(Figure record extracts)
================
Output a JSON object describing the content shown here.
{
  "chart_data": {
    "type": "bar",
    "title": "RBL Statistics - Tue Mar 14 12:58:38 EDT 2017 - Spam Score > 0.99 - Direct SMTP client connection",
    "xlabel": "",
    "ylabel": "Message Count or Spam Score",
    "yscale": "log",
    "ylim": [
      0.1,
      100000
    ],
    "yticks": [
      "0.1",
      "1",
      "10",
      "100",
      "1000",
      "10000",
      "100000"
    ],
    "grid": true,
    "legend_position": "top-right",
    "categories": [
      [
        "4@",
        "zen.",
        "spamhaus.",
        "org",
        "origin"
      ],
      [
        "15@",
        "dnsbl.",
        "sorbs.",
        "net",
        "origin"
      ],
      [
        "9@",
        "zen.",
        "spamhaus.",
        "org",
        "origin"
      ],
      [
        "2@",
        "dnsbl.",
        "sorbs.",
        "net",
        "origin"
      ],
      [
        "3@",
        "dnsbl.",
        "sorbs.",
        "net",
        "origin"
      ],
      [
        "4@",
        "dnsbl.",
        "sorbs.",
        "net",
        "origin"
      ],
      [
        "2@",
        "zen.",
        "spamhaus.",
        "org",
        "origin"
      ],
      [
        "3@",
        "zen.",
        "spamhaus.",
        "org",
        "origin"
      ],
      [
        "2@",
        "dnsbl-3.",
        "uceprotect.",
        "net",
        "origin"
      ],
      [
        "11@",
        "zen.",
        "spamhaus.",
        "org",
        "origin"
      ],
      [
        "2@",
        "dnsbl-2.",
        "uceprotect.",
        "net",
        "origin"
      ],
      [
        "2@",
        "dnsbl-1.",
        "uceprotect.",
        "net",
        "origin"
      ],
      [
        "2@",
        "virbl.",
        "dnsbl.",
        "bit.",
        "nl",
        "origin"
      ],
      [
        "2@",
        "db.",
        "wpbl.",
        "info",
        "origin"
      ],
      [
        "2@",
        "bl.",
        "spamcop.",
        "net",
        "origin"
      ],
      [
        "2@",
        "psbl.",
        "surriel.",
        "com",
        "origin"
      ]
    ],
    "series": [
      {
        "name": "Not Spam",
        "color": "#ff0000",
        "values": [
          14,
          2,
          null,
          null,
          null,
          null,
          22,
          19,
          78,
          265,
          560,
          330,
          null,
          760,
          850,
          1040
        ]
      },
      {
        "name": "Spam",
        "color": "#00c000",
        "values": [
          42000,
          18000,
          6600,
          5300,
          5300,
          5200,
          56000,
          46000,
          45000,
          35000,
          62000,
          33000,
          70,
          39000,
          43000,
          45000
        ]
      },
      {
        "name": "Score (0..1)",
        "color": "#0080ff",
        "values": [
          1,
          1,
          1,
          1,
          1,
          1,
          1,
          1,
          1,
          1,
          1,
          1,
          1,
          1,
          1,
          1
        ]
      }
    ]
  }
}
================
* Aim of the task: Repeat each record exactly, leaving nothing out.

* Answer to this task:
Output a JSON object describing the content shown here.
{
  "chart_data": {
    "type": "bar",
    "title": "RBL Statistics - Tue Mar 14 12:58:38 EDT 2017 - Spam Score > 0.99 - Direct SMTP client connection",
    "xlabel": "",
    "ylabel": "Message Count or Spam Score",
    "yscale": "log",
    "ylim": [
      0.1,
      100000
    ],
    "yticks": [
      "0.1",
      "1",
      "10",
      "100",
      "1000",
      "10000",
      "100000"
    ],
    "grid": true,
    "legend_position": "top-right",
    "categories": [
      [
        "4@",
        "zen.",
        "spamhaus.",
        "org",
        "origin"
      ],
      [
        "15@",
        "dnsbl.",
        "sorbs.",
        "net",
        "origin"
      ],
      [
        "9@",
        "zen.",
        "spamhaus.",
        "org",
        "origin"
      ],
      [
        "2@",
        "dnsbl.",
        "sorbs.",
        "net",
        "origin"
      ],
      [
        "3@",
        "dnsbl.",
        "sorbs.",
        "net",
        "origin"
      ],
      [
        "4@",
        "dnsbl.",
        "sorbs.",
        "net",
        "origin"
      ],
      [
        "2@",
        "zen.",
        "spamhaus.",
        "org",
        "origin"
      ],
      [
        "3@",
        "zen.",
        "spamhaus.",
        "org",
        "origin"
      ],
      [
        "2@",
        "dnsbl-3.",
        "uceprotect.",
        "net",
        "origin"
      ],
      [
        "11@",
        "zen.",
        "spamhaus.",
        "org",
        "origin"
      ],
      [
        "2@",
        "dnsbl-2.",
        "uceprotect.",
        "net",
        "origin"
      ],
      [
        "2@",
        "dnsbl-1.",
        "uceprotect.",
        "net",
        "origin"
      ],
      [
        "2@",
        "virbl.",
        "dnsbl.",
        "bit.",
        "nl",
        "origin"
      ],
      [
        "2@",
        "db.",
        "wpbl.",
        "info",
        "origin"
      ],
      [
        "2@",
        "bl.",
        "spamcop.",
        "net",
        "origin"
      ],
      [
        "2@",
        "psbl.",
        "surriel.",
        "com",
        "origin"
      ]
    ],
    "series": [
      {
        "name": "Not Spam",
        "color": "#ff0000",
        "values": [
          14,
          2,
          null,
          null,
          null,
          null,
          22,
          19,
          78,
          265,
          560,
          330,
          null,
          760,
          850,
          1040
        ]
      },
      {
        "name": "Spam",
        "color": "#00c000",
        "values": [
          42000,
          18000,
          6600,
          5300,
          5300,
          5200,
          56000,
          46000,
          45000,
          35000,
          62000,
          33000,
          70,
          39000,
          43000,
          45000
        ]
      },
      {
        "name": "Score (0..1)",
        "color": "#0080ff",
        "values": [
          1,
          1,
          1,
          1,
          1,
          1,
          1,
          1,
          1,
          1,
          1,
          1,
          1,
          1,
          1,
          1
        ]
      }
    ]
  }
}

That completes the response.